_Exercise instructions:_ Restate the data below word for word. Skip any images it contains.

_Data to process:_
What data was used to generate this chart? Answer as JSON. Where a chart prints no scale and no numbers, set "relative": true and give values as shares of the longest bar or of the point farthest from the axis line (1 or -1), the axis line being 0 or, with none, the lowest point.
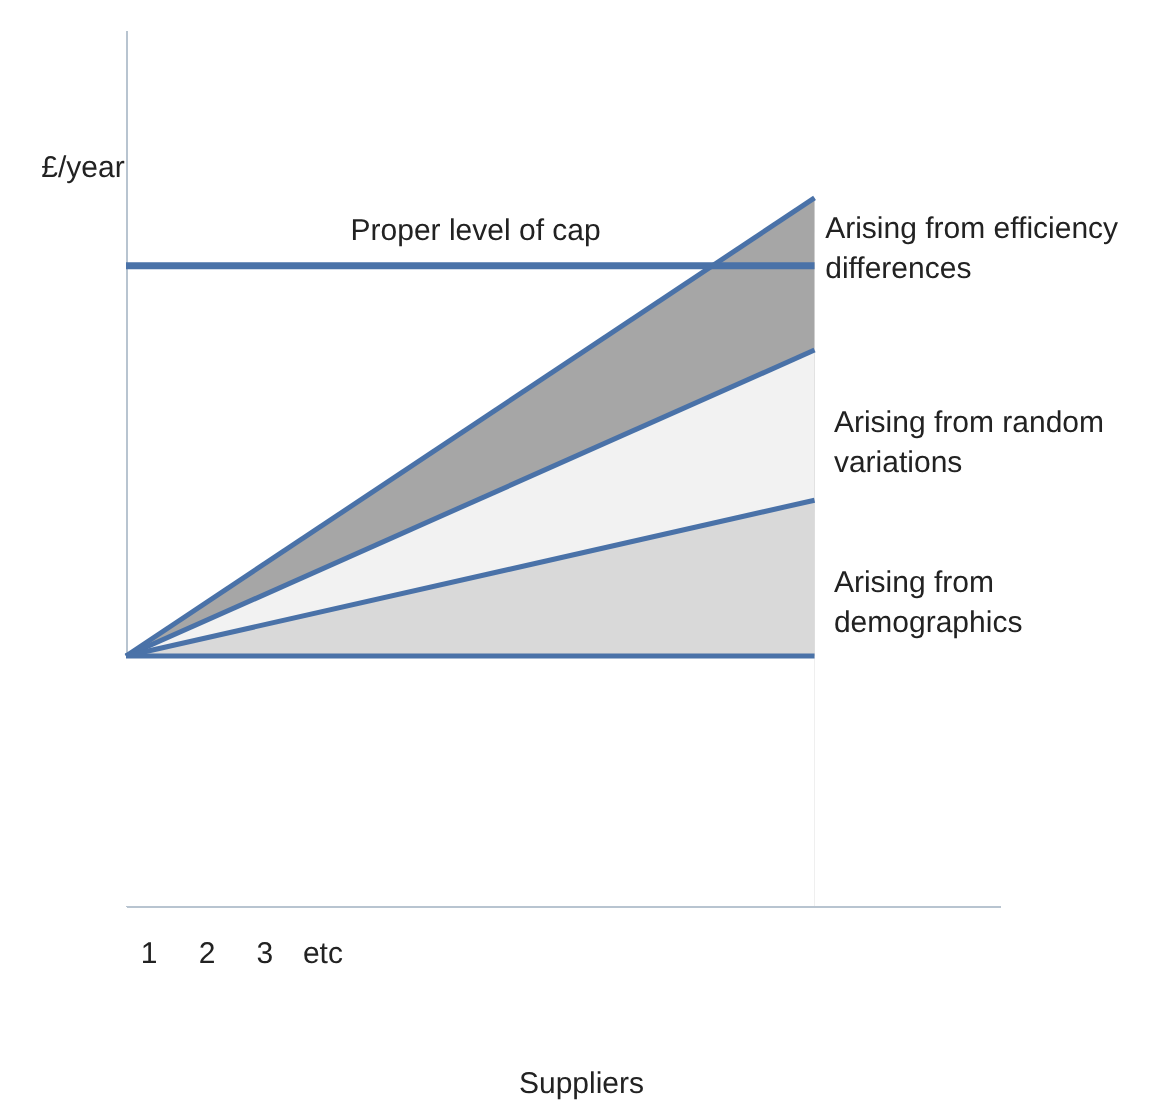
{
  "chart_data": {
    "type": "area",
    "relative": true,
    "grid": false,
    "tick_labels": "x",
    "xlabel": "Suppliers",
    "ylabel": "£/year",
    "x": [
      0.62,
      12.5
    ],
    "xlim": [
      0.62,
      15.7
    ],
    "xticks": [
      1,
      2,
      3,
      {
        "value": 4,
        "label": "etc"
      }
    ],
    "series": [
      {
        "color": "#a6a6a6",
        "values": [
          0.353,
          1
        ]
      },
      {
        "color": "#f2f2f2",
        "values": [
          0.353,
          0.785
        ]
      },
      {
        "color": "#d9d9d9",
        "values": [
          0.353,
          0.573
        ]
      },
      {
        "color": "#ffffff",
        "values": [
          0.353,
          0.353
        ]
      },
      {
        "type": "line",
        "color": "#4a72a8",
        "x": [
          0.62,
          12.5
        ],
        "values": [
          0.904,
          0.904
        ]
      }
    ],
    "annotations": [
      "Proper level of cap",
      "Arising from efficiency\ndifferences",
      "Arising from random\nvariations",
      "Arising from\ndemographics"
    ]
  }
}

_Task solution:_
What data was used to generate this chart? Answer as JSON. Where a chart prints no scale and no numbers, set "relative": true and give values as shares of the longest bar or of the point farthest from the axis line (1 or -1), the axis line being 0 or, with none, the lowest point.
{
  "chart_data": {
    "type": "area",
    "relative": true,
    "grid": false,
    "tick_labels": "x",
    "xlabel": "Suppliers",
    "ylabel": "£/year",
    "x": [
      0.62,
      12.5
    ],
    "xlim": [
      0.62,
      15.7
    ],
    "xticks": [
      1,
      2,
      3,
      {
        "value": 4,
        "label": "etc"
      }
    ],
    "series": [
      {
        "color": "#a6a6a6",
        "values": [
          0.353,
          1
        ]
      },
      {
        "color": "#f2f2f2",
        "values": [
          0.353,
          0.785
        ]
      },
      {
        "color": "#d9d9d9",
        "values": [
          0.353,
          0.573
        ]
      },
      {
        "color": "#ffffff",
        "values": [
          0.353,
          0.353
        ]
      },
      {
        "type": "line",
        "color": "#4a72a8",
        "x": [
          0.62,
          12.5
        ],
        "values": [
          0.904,
          0.904
        ]
      }
    ],
    "annotations": [
      "Proper level of cap",
      "Arising from efficiency\ndifferences",
      "Arising from random\nvariations",
      "Arising from\ndemographics"
    ]
  }
}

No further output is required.